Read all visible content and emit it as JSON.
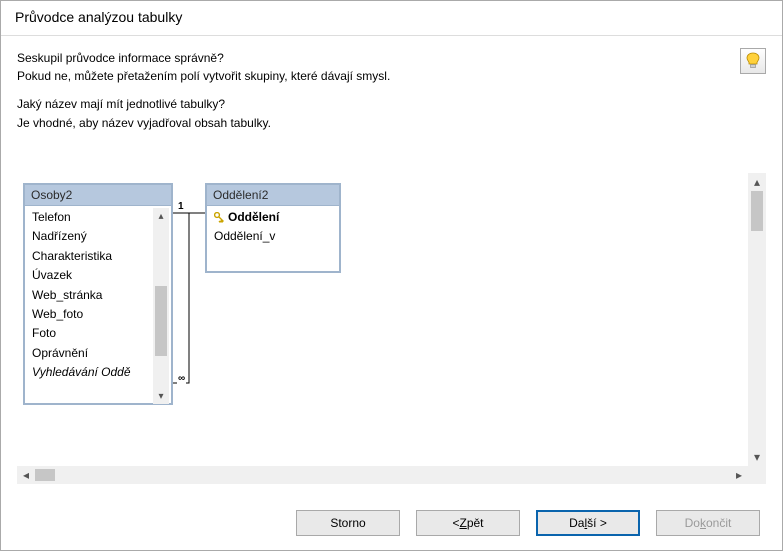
{
  "title": "Průvodce analýzou tabulky",
  "intro": {
    "q1": "Seskupil průvodce informace správně?",
    "q1b": "Pokud ne, můžete přetažením polí vytvořit skupiny, které dávají smysl.",
    "q2": "Jaký název mají mít jednotlivé tabulky?",
    "q2b": "Je vhodné, aby název vyjadřoval obsah tabulky."
  },
  "rel": {
    "left": "1",
    "right": "∞"
  },
  "tables": {
    "t1": {
      "name": "Osoby2",
      "fields": [
        {
          "label": "Telefon"
        },
        {
          "label": "Nadřízený"
        },
        {
          "label": "Charakteristika"
        },
        {
          "label": "Úvazek"
        },
        {
          "label": "Web_stránka"
        },
        {
          "label": "Web_foto"
        },
        {
          "label": "Foto"
        },
        {
          "label": "Oprávnění"
        },
        {
          "label": "Vyhledávání Oddě",
          "italic": true
        }
      ]
    },
    "t2": {
      "name": "Oddělení2",
      "fields": [
        {
          "label": "Oddělení",
          "key": true
        },
        {
          "label": "Oddělení_v"
        }
      ]
    }
  },
  "buttons": {
    "cancel": "Storno",
    "back_pre": "< ",
    "back_mn": "Z",
    "back_post": "pět",
    "next_pre": "Da",
    "next_mn": "l",
    "next_post": "ší >",
    "finish_pre": "Do",
    "finish_mn": "k",
    "finish_post": "ončit"
  }
}
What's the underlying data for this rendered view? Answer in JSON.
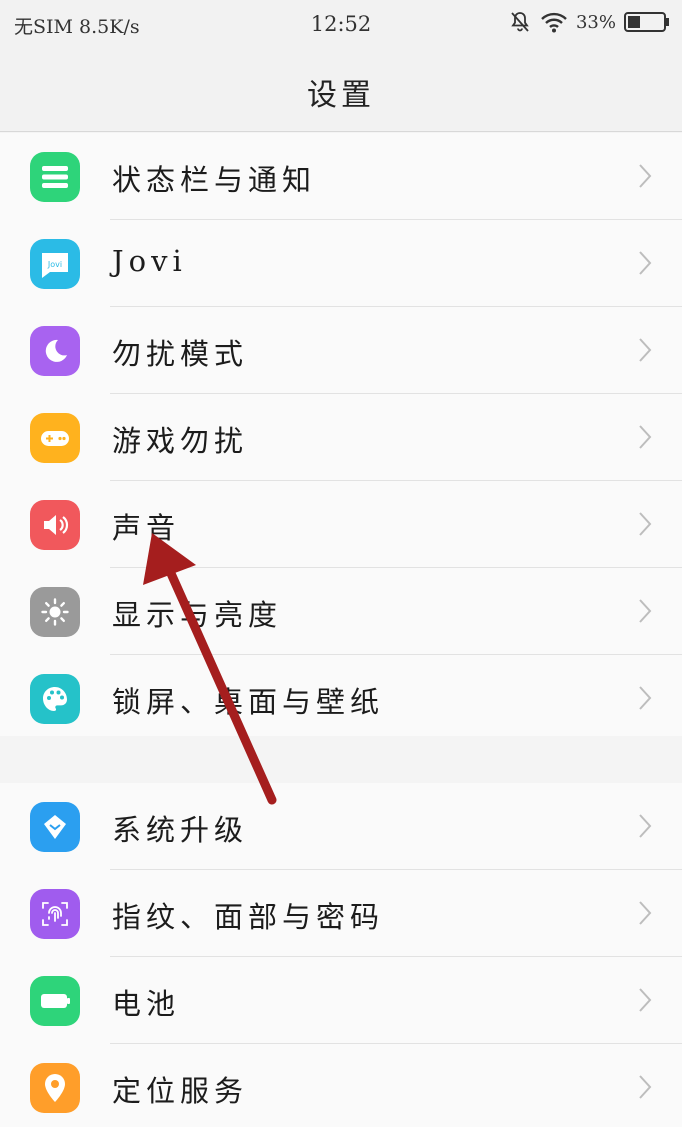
{
  "status_bar": {
    "carrier": "无SIM",
    "net_speed": "8.5K/s",
    "time": "12:52",
    "battery": "33%"
  },
  "header": {
    "title": "设置"
  },
  "group1": [
    {
      "label": "状态栏与通知",
      "icon": "status-bar-icon",
      "color": "#2ed47a"
    },
    {
      "label": "Jovi",
      "icon": "jovi-icon",
      "color": "#2bbbe6",
      "icon_text": "Jovi"
    },
    {
      "label": "勿扰模式",
      "icon": "moon-icon",
      "color": "#a863f0"
    },
    {
      "label": "游戏勿扰",
      "icon": "gamepad-icon",
      "color": "#ffb21e"
    },
    {
      "label": "声音",
      "icon": "speaker-icon",
      "color": "#f1585c"
    },
    {
      "label": "显示与亮度",
      "icon": "sun-icon",
      "color": "#9a9a9a"
    },
    {
      "label": "锁屏、桌面与壁纸",
      "icon": "palette-icon",
      "color": "#25c2c9"
    }
  ],
  "group2": [
    {
      "label": "系统升级",
      "icon": "upgrade-icon",
      "color": "#2b9ff0"
    },
    {
      "label": "指纹、面部与密码",
      "icon": "fingerprint-icon",
      "color": "#a05cee"
    },
    {
      "label": "电池",
      "icon": "battery-icon",
      "color": "#2ed47a"
    },
    {
      "label": "定位服务",
      "icon": "location-icon",
      "color": "#ff9e2a"
    }
  ],
  "annotation": {
    "color": "#a51e1e"
  }
}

__________

◆ What is required
Copy the whole of the material above exactly, but not its images.

◆ Problem solution
Read all visible content and emit it as JSON.
{
  "title": "Průvodce analýzou tabulky",
  "intro": {
    "q1": "Seskupil průvodce informace správně?",
    "q1b": "Pokud ne, můžete přetažením polí vytvořit skupiny, které dávají smysl.",
    "q2": "Jaký název mají mít jednotlivé tabulky?",
    "q2b": "Je vhodné, aby název vyjadřoval obsah tabulky."
  },
  "rel": {
    "left": "1",
    "right": "∞"
  },
  "tables": {
    "t1": {
      "name": "Osoby2",
      "fields": [
        {
          "label": "Telefon"
        },
        {
          "label": "Nadřízený"
        },
        {
          "label": "Charakteristika"
        },
        {
          "label": "Úvazek"
        },
        {
          "label": "Web_stránka"
        },
        {
          "label": "Web_foto"
        },
        {
          "label": "Foto"
        },
        {
          "label": "Oprávnění"
        },
        {
          "label": "Vyhledávání Oddě",
          "italic": true
        }
      ]
    },
    "t2": {
      "name": "Oddělení2",
      "fields": [
        {
          "label": "Oddělení",
          "key": true
        },
        {
          "label": "Oddělení_v"
        }
      ]
    }
  },
  "buttons": {
    "cancel": "Storno",
    "back_pre": "< ",
    "back_mn": "Z",
    "back_post": "pět",
    "next_pre": "Da",
    "next_mn": "l",
    "next_post": "ší >",
    "finish_pre": "Do",
    "finish_mn": "k",
    "finish_post": "ončit"
  }
}
What's the underlying data for this rendered view? Answer in JSON.
{
  "status_bar": {
    "carrier": "无SIM",
    "net_speed": "8.5K/s",
    "time": "12:52",
    "battery": "33%"
  },
  "header": {
    "title": "设置"
  },
  "group1": [
    {
      "label": "状态栏与通知",
      "icon": "status-bar-icon",
      "color": "#2ed47a"
    },
    {
      "label": "Jovi",
      "icon": "jovi-icon",
      "color": "#2bbbe6",
      "icon_text": "Jovi"
    },
    {
      "label": "勿扰模式",
      "icon": "moon-icon",
      "color": "#a863f0"
    },
    {
      "label": "游戏勿扰",
      "icon": "gamepad-icon",
      "color": "#ffb21e"
    },
    {
      "label": "声音",
      "icon": "speaker-icon",
      "color": "#f1585c"
    },
    {
      "label": "显示与亮度",
      "icon": "sun-icon",
      "color": "#9a9a9a"
    },
    {
      "label": "锁屏、桌面与壁纸",
      "icon": "palette-icon",
      "color": "#25c2c9"
    }
  ],
  "group2": [
    {
      "label": "系统升级",
      "icon": "upgrade-icon",
      "color": "#2b9ff0"
    },
    {
      "label": "指纹、面部与密码",
      "icon": "fingerprint-icon",
      "color": "#a05cee"
    },
    {
      "label": "电池",
      "icon": "battery-icon",
      "color": "#2ed47a"
    },
    {
      "label": "定位服务",
      "icon": "location-icon",
      "color": "#ff9e2a"
    }
  ],
  "annotation": {
    "color": "#a51e1e"
  }
}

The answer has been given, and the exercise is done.